■ Stated goal ■
Examine each line of the data. Copy those that contain the string "lecteur".

-- START OF Data excerpts --

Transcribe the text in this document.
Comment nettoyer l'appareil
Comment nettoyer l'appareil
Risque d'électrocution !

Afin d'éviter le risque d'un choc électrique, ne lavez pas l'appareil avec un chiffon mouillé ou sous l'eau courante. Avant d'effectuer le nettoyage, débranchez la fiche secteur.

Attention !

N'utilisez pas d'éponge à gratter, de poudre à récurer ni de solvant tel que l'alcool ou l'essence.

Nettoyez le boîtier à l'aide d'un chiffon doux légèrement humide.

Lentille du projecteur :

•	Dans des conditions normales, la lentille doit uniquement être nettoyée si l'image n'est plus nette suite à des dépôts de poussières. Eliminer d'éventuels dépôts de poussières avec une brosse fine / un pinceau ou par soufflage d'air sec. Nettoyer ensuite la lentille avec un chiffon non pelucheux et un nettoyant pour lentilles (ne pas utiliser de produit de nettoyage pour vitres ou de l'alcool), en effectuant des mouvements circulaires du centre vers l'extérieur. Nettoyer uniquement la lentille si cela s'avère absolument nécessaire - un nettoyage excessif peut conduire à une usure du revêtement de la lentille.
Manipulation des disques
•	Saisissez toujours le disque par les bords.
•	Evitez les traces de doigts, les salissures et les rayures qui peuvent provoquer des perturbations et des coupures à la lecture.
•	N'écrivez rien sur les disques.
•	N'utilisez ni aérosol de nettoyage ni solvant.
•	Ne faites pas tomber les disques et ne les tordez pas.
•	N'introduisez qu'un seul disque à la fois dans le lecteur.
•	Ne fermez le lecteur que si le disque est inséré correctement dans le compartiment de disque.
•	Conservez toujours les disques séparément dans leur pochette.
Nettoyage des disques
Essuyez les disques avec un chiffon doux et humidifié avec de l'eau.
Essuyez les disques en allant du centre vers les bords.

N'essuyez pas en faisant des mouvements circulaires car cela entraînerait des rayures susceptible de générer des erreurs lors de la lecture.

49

-- END OF Data excerpts --

■ Written reply ■
•	N'introduisez qu'un seul disque à la fois dans le lecteur.
•	Ne fermez le lecteur que si le disque est inséré correctement dans le compartiment de disque.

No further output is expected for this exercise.